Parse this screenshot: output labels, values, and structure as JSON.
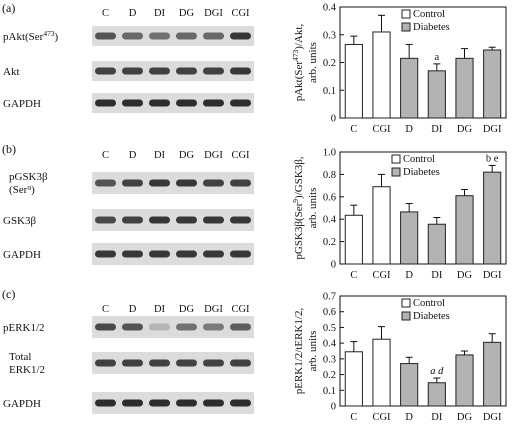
{
  "chart_data": [
    {
      "type": "bar",
      "panel": "(a)",
      "blot_lanes": [
        "C",
        "D",
        "DI",
        "DG",
        "DGI",
        "CGI"
      ],
      "blot_rows": [
        {
          "label": "pAkt(Ser",
          "sup": "473",
          "after": ")"
        },
        {
          "label": "Akt"
        },
        {
          "label": "GAPDH"
        }
      ],
      "categories": [
        "C",
        "CGI",
        "D",
        "DI",
        "DG",
        "DGI"
      ],
      "group": [
        "control",
        "control",
        "diabetes",
        "diabetes",
        "diabetes",
        "diabetes"
      ],
      "values": [
        0.265,
        0.31,
        0.215,
        0.17,
        0.215,
        0.245
      ],
      "errors": [
        0.03,
        0.06,
        0.05,
        0.025,
        0.035,
        0.01
      ],
      "annotations": [
        "",
        "",
        "",
        "a",
        "",
        ""
      ],
      "ylabel_lines": [
        {
          "pre": "pAkt(Ser",
          "sup": "473",
          "post": ")/Akt,"
        },
        {
          "pre": "arb. units",
          "sup": "",
          "post": ""
        }
      ],
      "ylim": [
        0,
        0.4
      ],
      "yticks": [
        "0",
        "0.1",
        "0.2",
        "0.3",
        "0.4"
      ],
      "legend": [
        "Control",
        "Diabetes"
      ],
      "legend_position": "top-right"
    },
    {
      "type": "bar",
      "panel": "(b)",
      "blot_lanes": [
        "C",
        "D",
        "DI",
        "DG",
        "DGI",
        "CGI"
      ],
      "blot_rows": [
        {
          "label": "pGSK3β",
          "line2": "(Ser⁹)"
        },
        {
          "label": "GSK3β"
        },
        {
          "label": "GAPDH"
        }
      ],
      "categories": [
        "C",
        "CGI",
        "D",
        "DI",
        "DG",
        "DGI"
      ],
      "group": [
        "control",
        "control",
        "diabetes",
        "diabetes",
        "diabetes",
        "diabetes"
      ],
      "values": [
        0.435,
        0.69,
        0.465,
        0.355,
        0.61,
        0.82
      ],
      "errors": [
        0.09,
        0.11,
        0.075,
        0.06,
        0.055,
        0.06
      ],
      "annotations": [
        "",
        "",
        "",
        "",
        "",
        "b e"
      ],
      "ylabel_lines": [
        {
          "pre": "pGSK3β(Ser",
          "sup": "9",
          "post": ")/GSK3β,"
        },
        {
          "pre": "arb. units",
          "sup": "",
          "post": ""
        }
      ],
      "ylim": [
        0,
        1.0
      ],
      "yticks": [
        "0",
        "0.2",
        "0.4",
        "0.6",
        "0.8",
        "1.0"
      ],
      "legend": [
        "Control",
        "Diabetes"
      ],
      "legend_position": "top-left"
    },
    {
      "type": "bar",
      "panel": "(c)",
      "blot_lanes": [
        "C",
        "D",
        "DI",
        "DG",
        "DGI",
        "CGI"
      ],
      "blot_rows": [
        {
          "label": "pERK1/2"
        },
        {
          "label": "Total",
          "line2": "ERK1/2"
        },
        {
          "label": "GAPDH"
        }
      ],
      "categories": [
        "C",
        "CGI",
        "D",
        "DI",
        "DG",
        "DGI"
      ],
      "group": [
        "control",
        "control",
        "diabetes",
        "diabetes",
        "diabetes",
        "diabetes"
      ],
      "values": [
        0.345,
        0.425,
        0.27,
        0.148,
        0.325,
        0.405
      ],
      "errors": [
        0.065,
        0.08,
        0.04,
        0.03,
        0.025,
        0.055
      ],
      "annotations": [
        "",
        "",
        "",
        "a d",
        "",
        ""
      ],
      "ylabel_lines": [
        {
          "pre": "pERK1/2/tERK1/2,",
          "sup": "",
          "post": ""
        },
        {
          "pre": "arb. units",
          "sup": "",
          "post": ""
        }
      ],
      "ylim": [
        0,
        0.7
      ],
      "yticks": [
        "0",
        "0.1",
        "0.2",
        "0.3",
        "0.4",
        "0.5",
        "0.6",
        "0.7"
      ],
      "legend": [
        "Control",
        "Diabetes"
      ],
      "legend_position": "top-right"
    }
  ],
  "colors": {
    "control_fill": "#ffffff",
    "diabetes_fill": "#b3b3b3",
    "bar_stroke": "#222222",
    "blot_bg": "#dcdcdc",
    "band": "#1a1a1a"
  }
}
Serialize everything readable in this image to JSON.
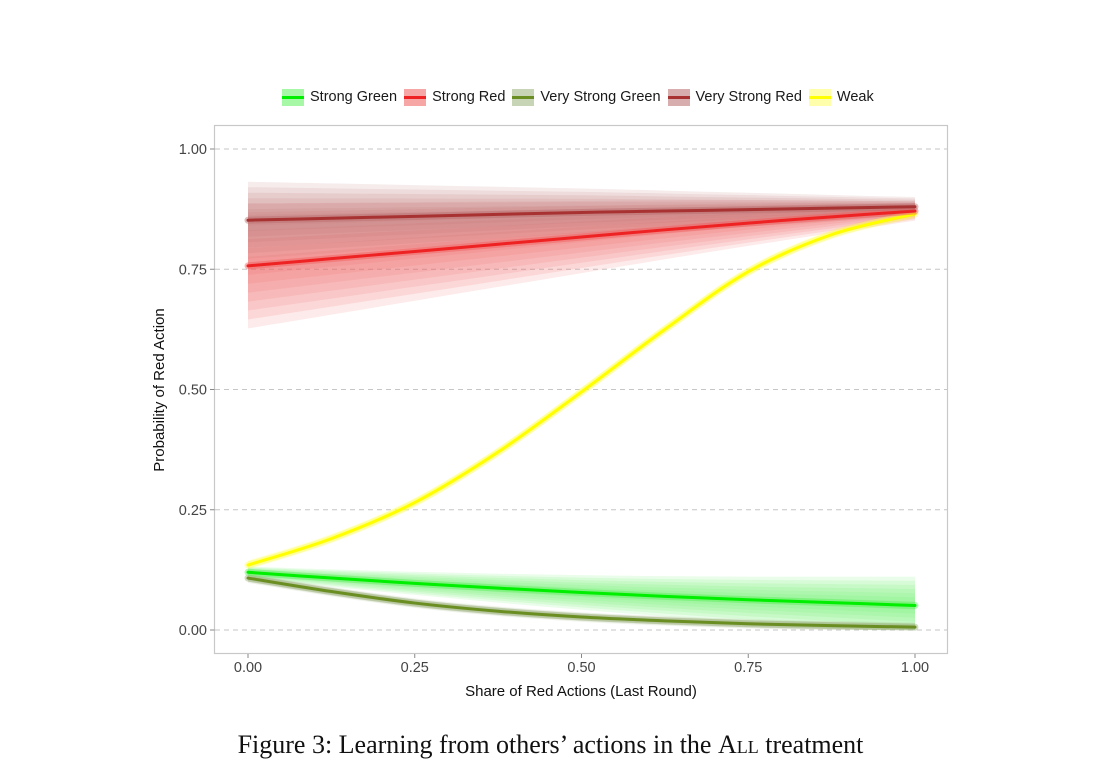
{
  "chart_data": {
    "type": "line",
    "xlabel": "Share of Red Actions (Last Round)",
    "ylabel": "Probability of Red Action",
    "xlim": [
      0,
      1
    ],
    "ylim": [
      0,
      1
    ],
    "x_ticks": [
      "0.00",
      "0.25",
      "0.50",
      "0.75",
      "1.00"
    ],
    "y_ticks": [
      "0.00",
      "0.25",
      "0.50",
      "0.75",
      "1.00"
    ],
    "grid": "horizontal dashed",
    "legend_position": "top",
    "x": [
      0,
      0.125,
      0.25,
      0.375,
      0.5,
      0.625,
      0.75,
      0.875,
      1.0
    ],
    "series": [
      {
        "name": "Strong Green",
        "color": "#00ee00",
        "band_color": "#5cf05c",
        "values": [
          0.12,
          0.108,
          0.097,
          0.087,
          0.078,
          0.07,
          0.063,
          0.057,
          0.051
        ],
        "band_halfwidth_start": 0.012,
        "band_halfwidth_end": 0.06
      },
      {
        "name": "Strong Red",
        "color": "#ee2222",
        "band_color": "#f05c5c",
        "values": [
          0.757,
          0.772,
          0.787,
          0.802,
          0.817,
          0.832,
          0.846,
          0.859,
          0.871
        ],
        "band_halfwidth_start": 0.13,
        "band_halfwidth_end": 0.02
      },
      {
        "name": "Very Strong Green",
        "color": "#6b8e23",
        "band_color": "#9bb07a",
        "values": [
          0.108,
          0.08,
          0.056,
          0.039,
          0.027,
          0.019,
          0.013,
          0.009,
          0.006
        ],
        "band_halfwidth_start": 0.01,
        "band_halfwidth_end": 0.01
      },
      {
        "name": "Very Strong Red",
        "color": "#a83232",
        "band_color": "#b86a6a",
        "values": [
          0.852,
          0.856,
          0.86,
          0.864,
          0.868,
          0.871,
          0.874,
          0.877,
          0.88
        ],
        "band_halfwidth_start": 0.08,
        "band_halfwidth_end": 0.02
      },
      {
        "name": "Weak",
        "color": "#ffff00",
        "band_color": "#ffff66",
        "values": [
          0.135,
          0.19,
          0.265,
          0.37,
          0.495,
          0.625,
          0.745,
          0.822,
          0.865
        ],
        "band_halfwidth_start": 0.01,
        "band_halfwidth_end": 0.01
      }
    ]
  },
  "caption": {
    "prefix": "Figure 3: Learning from others’ actions in the ",
    "treatment": "All",
    "suffix": " treatment"
  }
}
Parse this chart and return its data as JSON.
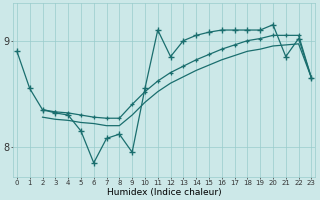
{
  "xlabel": "Humidex (Indice chaleur)",
  "background_color": "#cce8e8",
  "grid_color": "#99cccc",
  "line_color": "#1a6e6e",
  "x_ticks": [
    0,
    1,
    2,
    3,
    4,
    5,
    6,
    7,
    8,
    9,
    10,
    11,
    12,
    13,
    14,
    15,
    16,
    17,
    18,
    19,
    20,
    21,
    22,
    23
  ],
  "y_ticks": [
    8,
    9
  ],
  "ylim": [
    7.72,
    9.35
  ],
  "xlim": [
    -0.3,
    23.3
  ],
  "series1_x": [
    0,
    1,
    2,
    3,
    4,
    5,
    6,
    7,
    8,
    9,
    10,
    11,
    12,
    13,
    14,
    15,
    16,
    17,
    18,
    19,
    20,
    21,
    22,
    23
  ],
  "series1_y": [
    8.9,
    8.55,
    8.35,
    8.32,
    8.3,
    8.15,
    7.85,
    8.08,
    8.12,
    7.95,
    8.55,
    9.1,
    8.85,
    9.0,
    9.05,
    9.08,
    9.1,
    9.1,
    9.1,
    9.1,
    9.15,
    8.85,
    9.02,
    8.65
  ],
  "series2_x": [
    2,
    3,
    4,
    5,
    6,
    7,
    8,
    9,
    10,
    11,
    12,
    13,
    14,
    15,
    16,
    17,
    18,
    19,
    20,
    21,
    22,
    23
  ],
  "series2_y": [
    8.35,
    8.33,
    8.32,
    8.3,
    8.28,
    8.27,
    8.27,
    8.4,
    8.52,
    8.62,
    8.7,
    8.76,
    8.82,
    8.87,
    8.92,
    8.96,
    9.0,
    9.02,
    9.05,
    9.05,
    9.05,
    8.65
  ],
  "series3_x": [
    2,
    3,
    4,
    5,
    6,
    7,
    8,
    9,
    10,
    11,
    12,
    13,
    14,
    15,
    16,
    17,
    18,
    19,
    20,
    21,
    22,
    23
  ],
  "series3_y": [
    8.28,
    8.26,
    8.25,
    8.23,
    8.22,
    8.2,
    8.2,
    8.3,
    8.42,
    8.52,
    8.6,
    8.66,
    8.72,
    8.77,
    8.82,
    8.86,
    8.9,
    8.92,
    8.95,
    8.96,
    8.97,
    8.65
  ]
}
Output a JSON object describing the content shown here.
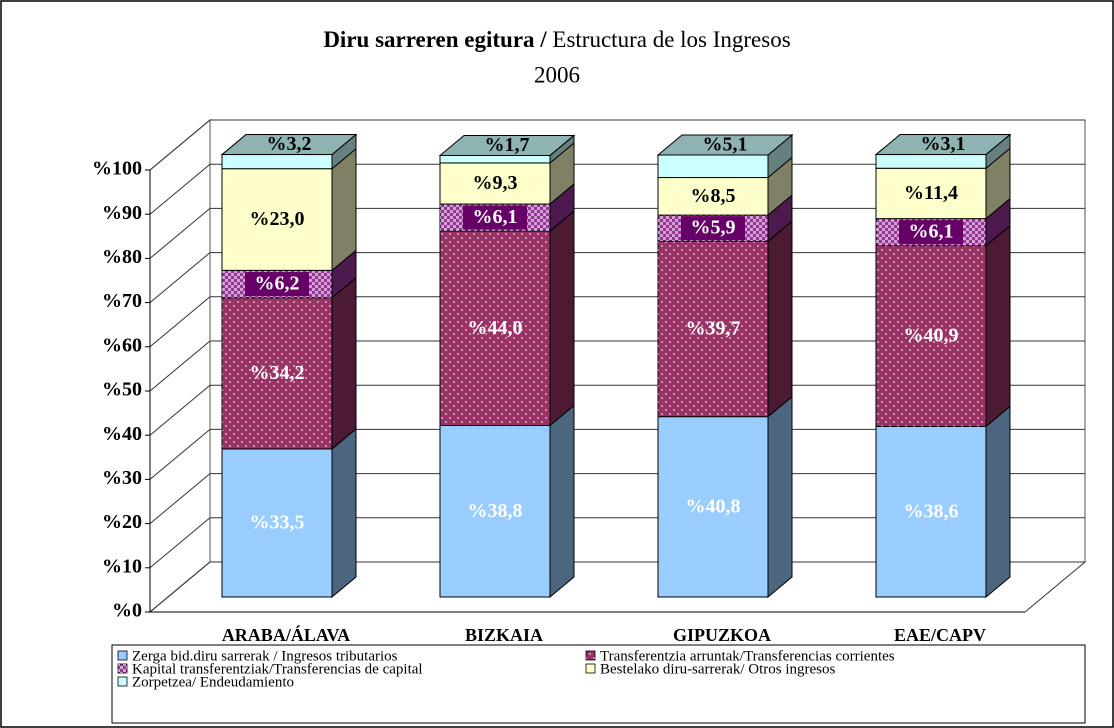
{
  "chart_data": {
    "type": "stacked_bar_3d",
    "title_eu": "Diru sarreren egitura /",
    "title_es": "Estructura de los Ingresos",
    "subtitle": "2006",
    "categories": [
      "ARABA/ÁLAVA",
      "BIZKAIA",
      "GIPUZKOA",
      "EAE/CAPV"
    ],
    "series": [
      {
        "name": "Zerga bid.diru sarrerak / Ingresos tributarios",
        "color": "#99ccff",
        "pattern": "none",
        "label_color": "#ffffff",
        "values": [
          33.5,
          38.8,
          40.8,
          38.6
        ],
        "value_labels": [
          "%33,5",
          "%38,8",
          "%40,8",
          "%38,6"
        ]
      },
      {
        "name": "Transferentzia arruntak/Transferencias corrientes",
        "color": "#993366",
        "pattern": "dots",
        "label_color": "#ffffff",
        "values": [
          34.2,
          44.0,
          39.7,
          40.9
        ],
        "value_labels": [
          "%34,2",
          "%44,0",
          "%39,7",
          "%40,9"
        ]
      },
      {
        "name": "Kapital transferentziak/Transferencias de capital",
        "color": "#993399",
        "pattern": "checker",
        "label_color": "#ffffff",
        "values": [
          6.2,
          6.1,
          5.9,
          6.1
        ],
        "value_labels": [
          "%6,2",
          "%6,1",
          "%5,9",
          "%6,1"
        ]
      },
      {
        "name": "Bestelako diru-sarrerak/ Otros ingresos",
        "color": "#ffffcc",
        "pattern": "none",
        "label_color": "#000000",
        "values": [
          23.0,
          9.3,
          8.5,
          11.4
        ],
        "value_labels": [
          "%23,0",
          "%9,3",
          "%8,5",
          "%11,4"
        ]
      },
      {
        "name": "Zorpetzea/ Endeudamiento",
        "color": "#ccffff",
        "pattern": "none",
        "label_color": "#000000",
        "values": [
          3.2,
          1.7,
          5.1,
          3.1
        ],
        "value_labels": [
          "%3,2",
          "%1,7",
          "%5,1",
          "%3,1"
        ]
      }
    ],
    "ylim": [
      0,
      100
    ],
    "yticks": [
      {
        "value": 0,
        "label": "%0"
      },
      {
        "value": 10,
        "label": "%10"
      },
      {
        "value": 20,
        "label": "%20"
      },
      {
        "value": 30,
        "label": "%30"
      },
      {
        "value": 40,
        "label": "%40"
      },
      {
        "value": 50,
        "label": "%50"
      },
      {
        "value": 60,
        "label": "%60"
      },
      {
        "value": 70,
        "label": "%70"
      },
      {
        "value": 80,
        "label": "%80"
      },
      {
        "value": 90,
        "label": "%90"
      },
      {
        "value": 100,
        "label": "%100"
      }
    ],
    "grid": true,
    "legend": "bottom"
  }
}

=======

**Stated problem:**
Check each line of the data above for the string "Transferencias", then report how many lines have it, with no other words.

**The response:**
2